* BEGIN *
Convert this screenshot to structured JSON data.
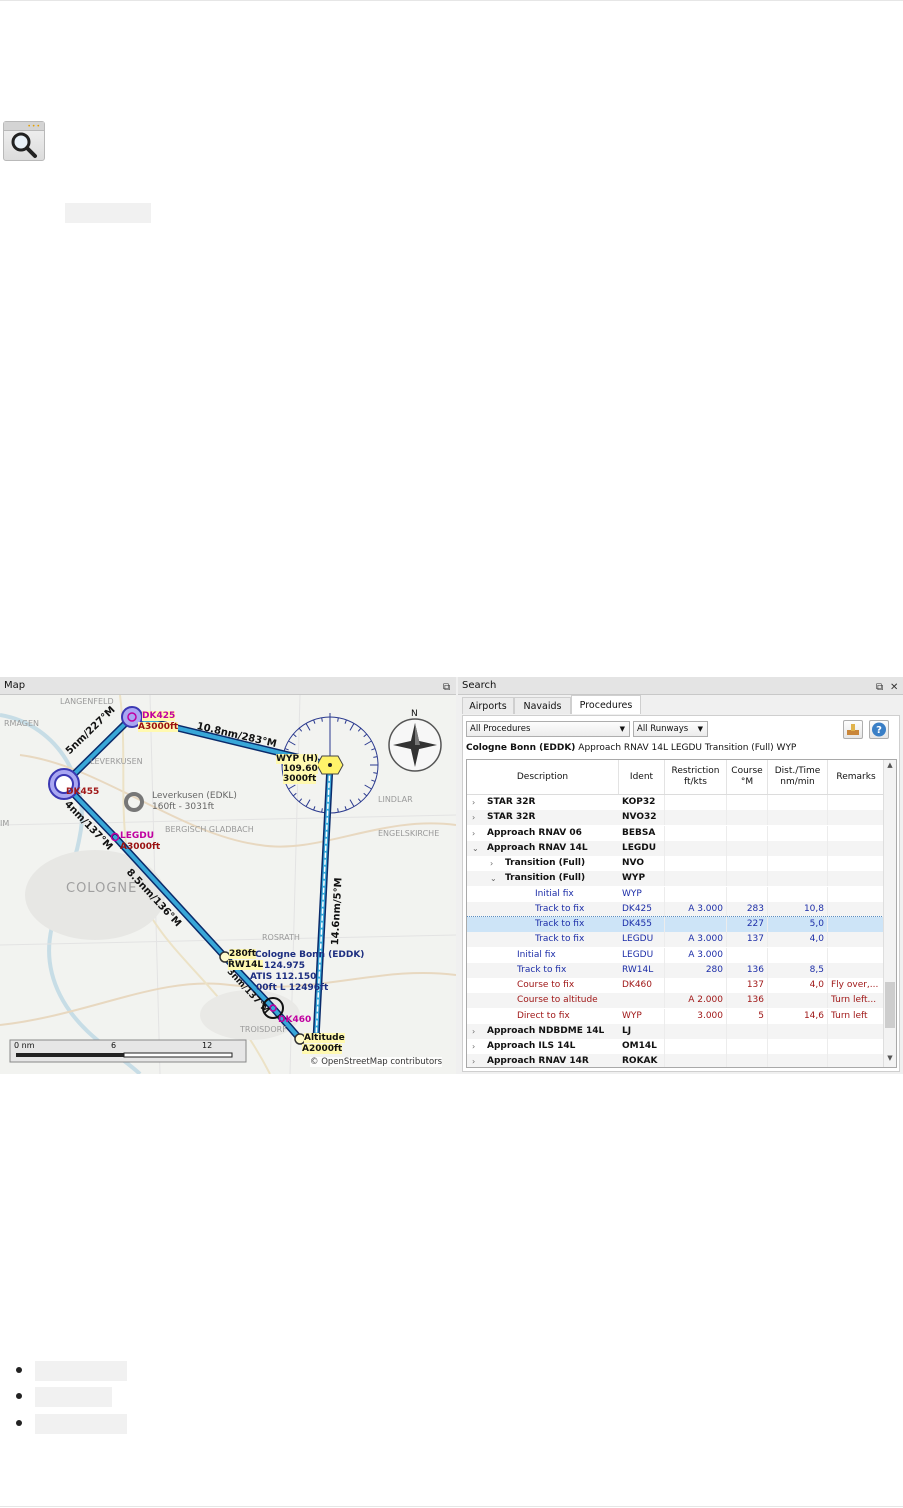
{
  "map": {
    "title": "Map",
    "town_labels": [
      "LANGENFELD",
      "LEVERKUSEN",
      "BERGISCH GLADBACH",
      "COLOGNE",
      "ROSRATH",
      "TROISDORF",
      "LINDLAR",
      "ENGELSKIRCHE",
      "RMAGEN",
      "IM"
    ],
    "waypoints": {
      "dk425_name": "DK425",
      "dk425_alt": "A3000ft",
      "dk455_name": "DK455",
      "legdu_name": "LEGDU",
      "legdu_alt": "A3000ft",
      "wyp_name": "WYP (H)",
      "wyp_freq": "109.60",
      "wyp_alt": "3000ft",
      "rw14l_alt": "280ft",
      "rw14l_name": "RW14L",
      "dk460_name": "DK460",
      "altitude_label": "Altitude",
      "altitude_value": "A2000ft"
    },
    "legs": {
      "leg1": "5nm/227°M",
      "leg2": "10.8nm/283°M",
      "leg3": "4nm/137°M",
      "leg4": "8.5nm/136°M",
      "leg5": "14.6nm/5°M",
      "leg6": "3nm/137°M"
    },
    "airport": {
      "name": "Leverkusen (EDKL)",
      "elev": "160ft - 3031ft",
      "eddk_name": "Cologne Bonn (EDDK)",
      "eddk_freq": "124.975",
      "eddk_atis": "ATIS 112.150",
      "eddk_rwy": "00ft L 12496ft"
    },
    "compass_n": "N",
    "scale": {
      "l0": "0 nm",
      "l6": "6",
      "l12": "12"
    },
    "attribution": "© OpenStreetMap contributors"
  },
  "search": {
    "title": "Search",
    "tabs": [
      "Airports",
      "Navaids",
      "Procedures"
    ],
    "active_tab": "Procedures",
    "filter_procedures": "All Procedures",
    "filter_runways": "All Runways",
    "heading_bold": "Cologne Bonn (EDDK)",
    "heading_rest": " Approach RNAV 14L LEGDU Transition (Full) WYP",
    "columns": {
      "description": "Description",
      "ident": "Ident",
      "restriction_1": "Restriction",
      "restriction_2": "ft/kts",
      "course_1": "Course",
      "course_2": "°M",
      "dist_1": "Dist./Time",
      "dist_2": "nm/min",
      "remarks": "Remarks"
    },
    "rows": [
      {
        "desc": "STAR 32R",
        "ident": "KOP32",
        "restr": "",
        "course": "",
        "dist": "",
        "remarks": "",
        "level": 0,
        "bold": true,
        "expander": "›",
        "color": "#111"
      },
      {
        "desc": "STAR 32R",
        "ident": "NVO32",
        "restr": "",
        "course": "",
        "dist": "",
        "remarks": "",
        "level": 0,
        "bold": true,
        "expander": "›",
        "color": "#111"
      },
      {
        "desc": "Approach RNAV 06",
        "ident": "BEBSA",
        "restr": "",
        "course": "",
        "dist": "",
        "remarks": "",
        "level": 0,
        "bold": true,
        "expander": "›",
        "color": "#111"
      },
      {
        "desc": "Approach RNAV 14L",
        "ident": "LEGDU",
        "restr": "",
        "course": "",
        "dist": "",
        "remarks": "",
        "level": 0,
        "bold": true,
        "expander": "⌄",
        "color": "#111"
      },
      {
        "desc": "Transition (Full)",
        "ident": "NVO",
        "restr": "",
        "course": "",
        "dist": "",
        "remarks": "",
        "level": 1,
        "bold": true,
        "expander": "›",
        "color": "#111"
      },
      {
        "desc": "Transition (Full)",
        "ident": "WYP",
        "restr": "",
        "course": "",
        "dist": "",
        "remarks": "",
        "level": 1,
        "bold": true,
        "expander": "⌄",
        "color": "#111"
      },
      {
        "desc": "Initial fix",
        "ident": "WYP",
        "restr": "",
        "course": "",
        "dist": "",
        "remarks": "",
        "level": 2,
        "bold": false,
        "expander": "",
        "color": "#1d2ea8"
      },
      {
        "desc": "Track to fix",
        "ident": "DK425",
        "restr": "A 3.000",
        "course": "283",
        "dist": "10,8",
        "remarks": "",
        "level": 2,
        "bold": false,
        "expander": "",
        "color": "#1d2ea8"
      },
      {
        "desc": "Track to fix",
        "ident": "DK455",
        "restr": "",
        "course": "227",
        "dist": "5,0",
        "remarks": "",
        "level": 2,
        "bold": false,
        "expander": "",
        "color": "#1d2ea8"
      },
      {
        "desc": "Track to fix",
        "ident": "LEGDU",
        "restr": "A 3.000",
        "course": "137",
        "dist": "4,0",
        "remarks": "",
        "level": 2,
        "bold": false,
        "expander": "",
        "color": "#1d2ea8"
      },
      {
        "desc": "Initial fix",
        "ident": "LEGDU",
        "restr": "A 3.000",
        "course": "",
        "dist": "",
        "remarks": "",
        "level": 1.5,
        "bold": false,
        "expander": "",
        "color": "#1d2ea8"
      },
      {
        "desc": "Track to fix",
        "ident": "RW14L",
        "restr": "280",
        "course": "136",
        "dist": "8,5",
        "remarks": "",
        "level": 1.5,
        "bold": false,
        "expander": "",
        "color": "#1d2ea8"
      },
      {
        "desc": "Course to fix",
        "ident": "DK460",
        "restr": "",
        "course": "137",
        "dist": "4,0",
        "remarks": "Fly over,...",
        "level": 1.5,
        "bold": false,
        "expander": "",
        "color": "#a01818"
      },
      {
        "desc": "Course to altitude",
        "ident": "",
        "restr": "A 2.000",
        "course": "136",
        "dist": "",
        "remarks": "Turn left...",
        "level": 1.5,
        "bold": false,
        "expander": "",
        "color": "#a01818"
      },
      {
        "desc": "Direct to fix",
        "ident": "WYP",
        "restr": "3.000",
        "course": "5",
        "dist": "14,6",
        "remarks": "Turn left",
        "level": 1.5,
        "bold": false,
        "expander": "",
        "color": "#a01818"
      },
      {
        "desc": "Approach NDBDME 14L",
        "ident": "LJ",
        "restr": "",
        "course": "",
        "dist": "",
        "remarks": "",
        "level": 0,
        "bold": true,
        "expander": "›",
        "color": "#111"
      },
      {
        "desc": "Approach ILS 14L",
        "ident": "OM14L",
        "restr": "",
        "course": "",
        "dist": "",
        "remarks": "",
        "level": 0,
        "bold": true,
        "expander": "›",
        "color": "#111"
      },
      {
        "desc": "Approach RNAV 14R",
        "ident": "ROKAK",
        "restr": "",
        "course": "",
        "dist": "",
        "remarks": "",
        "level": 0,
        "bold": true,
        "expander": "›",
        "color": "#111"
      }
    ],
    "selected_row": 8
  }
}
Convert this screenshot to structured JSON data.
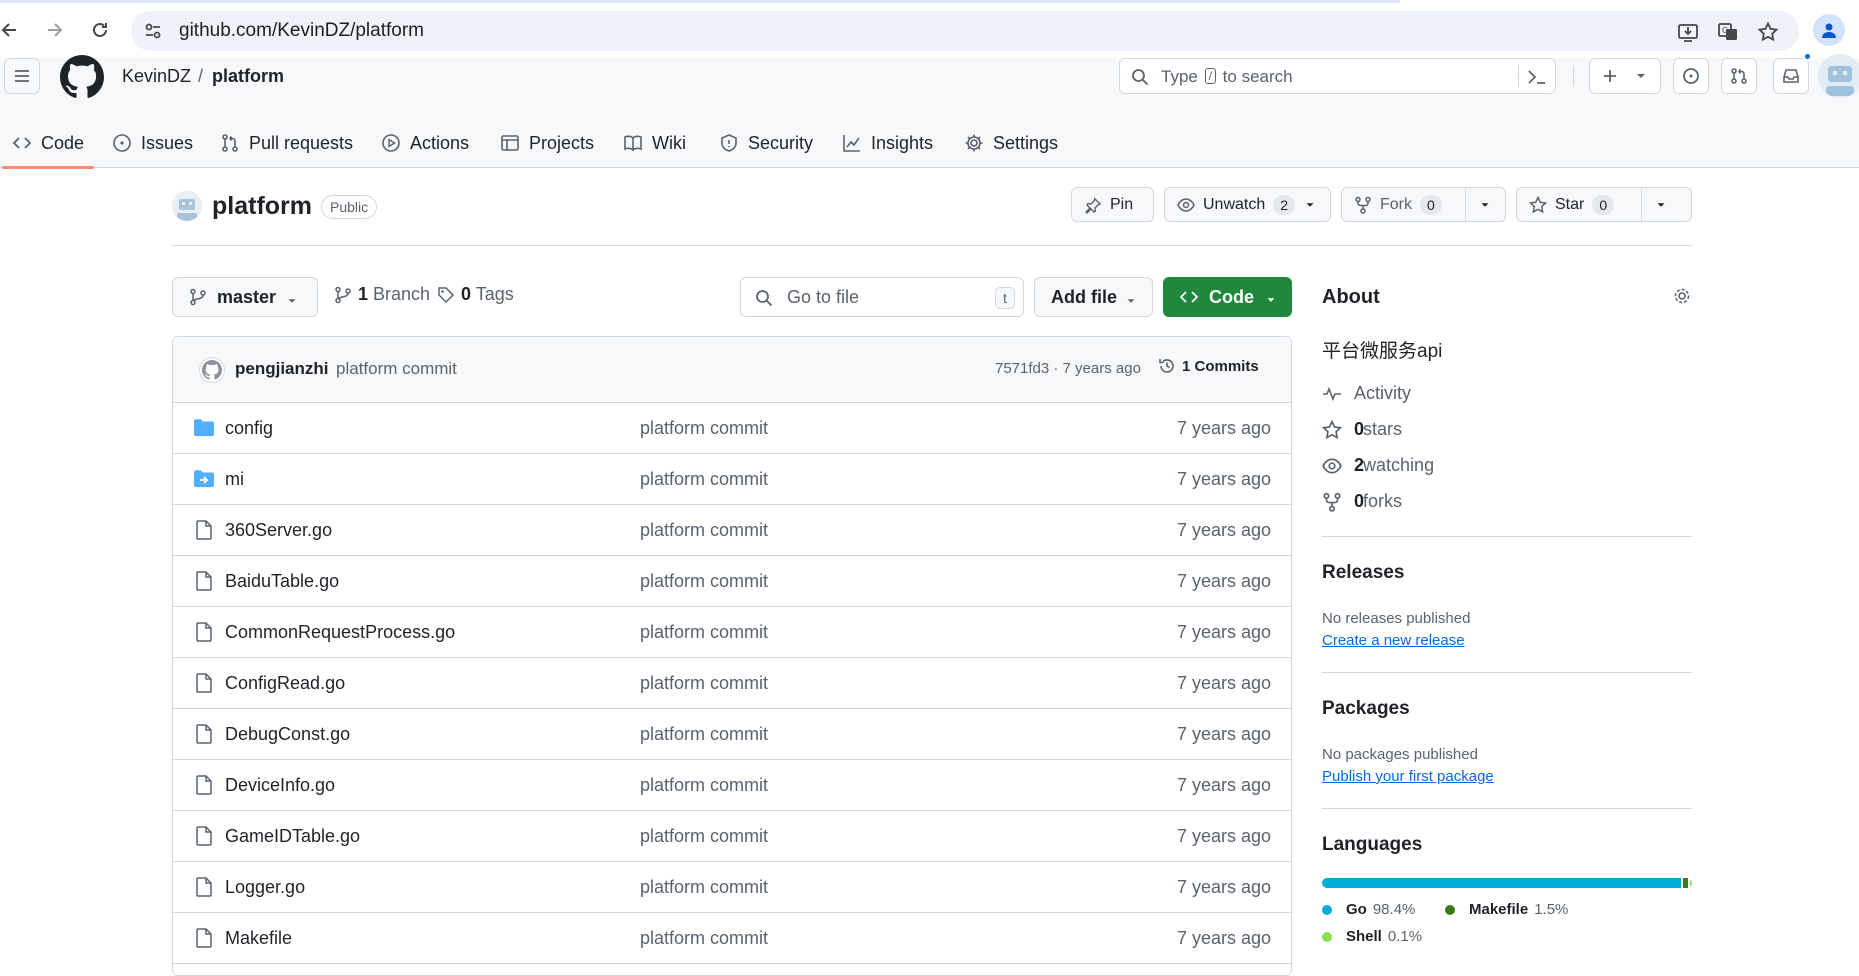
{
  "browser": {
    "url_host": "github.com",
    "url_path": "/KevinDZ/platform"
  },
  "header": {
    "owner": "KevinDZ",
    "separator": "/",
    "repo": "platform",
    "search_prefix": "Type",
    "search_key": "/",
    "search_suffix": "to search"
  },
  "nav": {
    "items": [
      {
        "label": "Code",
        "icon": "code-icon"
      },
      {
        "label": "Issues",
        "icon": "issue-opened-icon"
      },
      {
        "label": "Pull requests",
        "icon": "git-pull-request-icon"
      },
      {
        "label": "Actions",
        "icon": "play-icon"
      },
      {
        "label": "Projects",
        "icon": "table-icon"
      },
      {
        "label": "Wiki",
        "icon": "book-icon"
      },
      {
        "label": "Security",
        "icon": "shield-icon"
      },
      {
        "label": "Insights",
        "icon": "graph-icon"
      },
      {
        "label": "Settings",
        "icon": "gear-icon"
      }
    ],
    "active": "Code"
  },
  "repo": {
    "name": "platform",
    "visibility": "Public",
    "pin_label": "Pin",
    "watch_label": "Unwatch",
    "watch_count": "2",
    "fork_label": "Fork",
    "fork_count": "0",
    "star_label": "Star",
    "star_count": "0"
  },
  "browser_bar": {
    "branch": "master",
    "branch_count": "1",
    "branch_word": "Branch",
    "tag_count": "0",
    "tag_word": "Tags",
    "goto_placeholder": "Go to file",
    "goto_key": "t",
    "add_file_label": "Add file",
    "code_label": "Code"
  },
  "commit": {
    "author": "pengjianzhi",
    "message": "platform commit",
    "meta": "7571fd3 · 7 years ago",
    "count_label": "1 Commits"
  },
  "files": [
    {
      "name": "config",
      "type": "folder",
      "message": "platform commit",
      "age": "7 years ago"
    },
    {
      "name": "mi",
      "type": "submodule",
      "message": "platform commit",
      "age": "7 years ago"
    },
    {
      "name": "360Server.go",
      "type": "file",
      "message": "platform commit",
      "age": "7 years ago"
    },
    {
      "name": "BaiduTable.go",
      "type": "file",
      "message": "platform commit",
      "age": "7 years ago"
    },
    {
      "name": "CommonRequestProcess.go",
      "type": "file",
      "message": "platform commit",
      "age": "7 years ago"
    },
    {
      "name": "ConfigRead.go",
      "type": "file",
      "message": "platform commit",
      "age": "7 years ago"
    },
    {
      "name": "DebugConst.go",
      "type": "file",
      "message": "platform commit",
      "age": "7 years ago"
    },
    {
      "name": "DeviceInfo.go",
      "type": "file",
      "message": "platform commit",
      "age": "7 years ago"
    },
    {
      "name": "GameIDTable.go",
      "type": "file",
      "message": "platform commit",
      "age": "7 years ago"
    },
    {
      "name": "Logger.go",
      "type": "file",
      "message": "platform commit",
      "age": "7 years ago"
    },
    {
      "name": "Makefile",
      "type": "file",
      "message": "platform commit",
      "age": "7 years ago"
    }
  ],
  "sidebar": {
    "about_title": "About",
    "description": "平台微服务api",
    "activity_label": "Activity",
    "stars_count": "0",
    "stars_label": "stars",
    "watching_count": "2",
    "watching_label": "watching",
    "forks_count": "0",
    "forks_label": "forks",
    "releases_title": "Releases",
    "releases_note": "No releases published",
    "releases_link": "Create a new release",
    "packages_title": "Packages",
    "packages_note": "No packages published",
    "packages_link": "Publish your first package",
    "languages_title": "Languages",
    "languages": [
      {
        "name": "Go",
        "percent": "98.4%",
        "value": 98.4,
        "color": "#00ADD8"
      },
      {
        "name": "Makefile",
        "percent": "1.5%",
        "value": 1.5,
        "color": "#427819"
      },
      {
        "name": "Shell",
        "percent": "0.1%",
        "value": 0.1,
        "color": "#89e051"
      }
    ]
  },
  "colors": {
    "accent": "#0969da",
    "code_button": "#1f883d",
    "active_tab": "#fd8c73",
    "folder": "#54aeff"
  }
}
* END *
◆ SHORT PROBLEM: Identify the lines that contain the string "KevinDZ", and copy every one of them.

◆ WRITTEN ANSWER:
    "url_path": "/KevinDZ/platform"
    "owner": "KevinDZ",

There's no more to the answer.